Material for this exercise:
════════

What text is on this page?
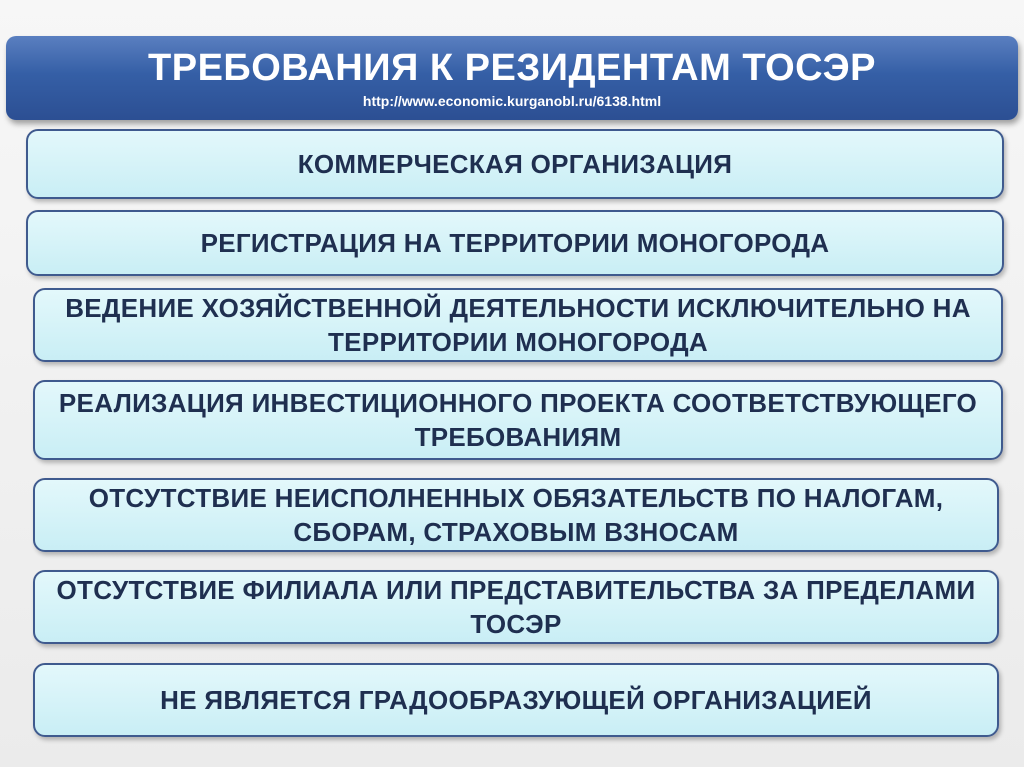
ТРЕБОВАНИЯ К РЕЗИДЕНТАМ ТОСЭР
http://www.economic.kurganobl.ru/6138.html
КОММЕРЧЕСКАЯ ОРГАНИЗАЦИЯ
РЕГИСТРАЦИЯ НА ТЕРРИТОРИИ МОНОГОРОДА
ВЕДЕНИЕ ХОЗЯЙСТВЕННОЙ ДЕЯТЕЛЬНОСТИ ИСКЛЮЧИТЕЛЬНО НА ТЕРРИТОРИИ МОНОГОРОДА
РЕАЛИЗАЦИЯ ИНВЕСТИЦИОННОГО ПРОЕКТА СООТВЕТСТВУЮЩЕГО ТРЕБОВАНИЯМ
ОТСУТСТВИЕ НЕИСПОЛНЕННЫХ ОБЯЗАТЕЛЬСТВ ПО НАЛОГАМ, СБОРАМ, СТРАХОВЫМ ВЗНОСАМ
ОТСУТСТВИЕ ФИЛИАЛА ИЛИ ПРЕДСТАВИТЕЛЬСТВА ЗА ПРЕДЕЛАМИ ТОСЭР
НЕ ЯВЛЯЕТСЯ ГРАДООБРАЗУЮЩЕЙ ОРГАНИЗАЦИЕЙ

════════

Exercise requirements: From the entries above, output every line exactly and omit any image.

Answer to this problem:
What text is on this page?
ТРЕБОВАНИЯ К РЕЗИДЕНТАМ ТОСЭР
http://www.economic.kurganobl.ru/6138.html
КОММЕРЧЕСКАЯ ОРГАНИЗАЦИЯ
РЕГИСТРАЦИЯ НА ТЕРРИТОРИИ МОНОГОРОДА
ВЕДЕНИЕ ХОЗЯЙСТВЕННОЙ ДЕЯТЕЛЬНОСТИ ИСКЛЮЧИТЕЛЬНО НА ТЕРРИТОРИИ МОНОГОРОДА
РЕАЛИЗАЦИЯ ИНВЕСТИЦИОННОГО ПРОЕКТА СООТВЕТСТВУЮЩЕГО ТРЕБОВАНИЯМ
ОТСУТСТВИЕ НЕИСПОЛНЕННЫХ ОБЯЗАТЕЛЬСТВ ПО НАЛОГАМ, СБОРАМ, СТРАХОВЫМ ВЗНОСАМ
ОТСУТСТВИЕ ФИЛИАЛА ИЛИ ПРЕДСТАВИТЕЛЬСТВА ЗА ПРЕДЕЛАМИ ТОСЭР
НЕ ЯВЛЯЕТСЯ ГРАДООБРАЗУЮЩЕЙ ОРГАНИЗАЦИЕЙ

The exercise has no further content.